§ Your goal
Reproduce, line for line and without change, the part of the material that opens with its first line and closes with the line containing "y2-tick-label: 5,0 (435, 77, 459, 95)", including both of those lines.

/---

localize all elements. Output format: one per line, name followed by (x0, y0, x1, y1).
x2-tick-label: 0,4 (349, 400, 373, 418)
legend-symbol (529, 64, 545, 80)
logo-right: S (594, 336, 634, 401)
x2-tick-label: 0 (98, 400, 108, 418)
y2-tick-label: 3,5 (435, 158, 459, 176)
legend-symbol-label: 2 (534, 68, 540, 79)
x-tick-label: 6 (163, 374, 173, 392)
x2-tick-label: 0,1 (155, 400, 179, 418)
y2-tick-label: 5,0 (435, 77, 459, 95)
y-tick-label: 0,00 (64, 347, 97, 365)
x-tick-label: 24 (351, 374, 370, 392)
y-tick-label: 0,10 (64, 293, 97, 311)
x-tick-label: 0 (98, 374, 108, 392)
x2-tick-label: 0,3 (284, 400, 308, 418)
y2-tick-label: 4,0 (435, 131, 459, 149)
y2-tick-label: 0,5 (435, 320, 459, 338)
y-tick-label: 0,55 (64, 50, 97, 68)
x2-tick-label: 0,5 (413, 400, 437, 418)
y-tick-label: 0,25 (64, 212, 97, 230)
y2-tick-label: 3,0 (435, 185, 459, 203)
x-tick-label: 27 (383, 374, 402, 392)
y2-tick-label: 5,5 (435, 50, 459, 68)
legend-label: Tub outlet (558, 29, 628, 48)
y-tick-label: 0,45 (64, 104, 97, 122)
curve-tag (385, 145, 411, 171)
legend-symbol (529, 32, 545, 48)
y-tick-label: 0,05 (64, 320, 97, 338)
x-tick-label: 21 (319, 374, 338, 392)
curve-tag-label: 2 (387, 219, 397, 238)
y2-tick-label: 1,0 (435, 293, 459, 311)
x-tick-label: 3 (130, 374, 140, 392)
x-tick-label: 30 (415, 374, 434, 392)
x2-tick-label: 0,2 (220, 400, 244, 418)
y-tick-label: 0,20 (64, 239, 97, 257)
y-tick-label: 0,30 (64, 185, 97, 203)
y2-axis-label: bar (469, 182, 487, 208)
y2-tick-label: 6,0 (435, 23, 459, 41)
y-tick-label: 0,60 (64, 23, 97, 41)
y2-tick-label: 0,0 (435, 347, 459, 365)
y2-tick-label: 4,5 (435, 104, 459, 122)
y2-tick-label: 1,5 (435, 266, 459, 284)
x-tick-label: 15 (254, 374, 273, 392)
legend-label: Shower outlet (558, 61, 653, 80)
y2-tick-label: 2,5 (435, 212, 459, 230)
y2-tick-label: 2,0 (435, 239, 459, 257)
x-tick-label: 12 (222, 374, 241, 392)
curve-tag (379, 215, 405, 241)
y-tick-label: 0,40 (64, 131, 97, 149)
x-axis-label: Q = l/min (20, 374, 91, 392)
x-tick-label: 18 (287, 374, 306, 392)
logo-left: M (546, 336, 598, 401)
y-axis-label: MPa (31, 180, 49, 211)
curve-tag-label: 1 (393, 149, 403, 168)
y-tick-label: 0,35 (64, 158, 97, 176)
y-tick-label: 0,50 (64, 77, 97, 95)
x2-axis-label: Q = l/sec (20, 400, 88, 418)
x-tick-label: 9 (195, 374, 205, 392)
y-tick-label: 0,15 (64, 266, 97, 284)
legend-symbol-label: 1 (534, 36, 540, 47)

\---

§ Written reply
localize all elements. Output format: one per line, name followed by (x0, y0, x1, y1).
x2-tick-label: 0,4 (349, 400, 373, 418)
legend-symbol (529, 64, 545, 80)
logo-right: S (594, 336, 634, 401)
x2-tick-label: 0 (98, 400, 108, 418)
y2-tick-label: 3,5 (435, 158, 459, 176)
legend-symbol-label: 2 (534, 68, 540, 79)
x-tick-label: 6 (163, 374, 173, 392)
x2-tick-label: 0,1 (155, 400, 179, 418)
y2-tick-label: 5,0 (435, 77, 459, 95)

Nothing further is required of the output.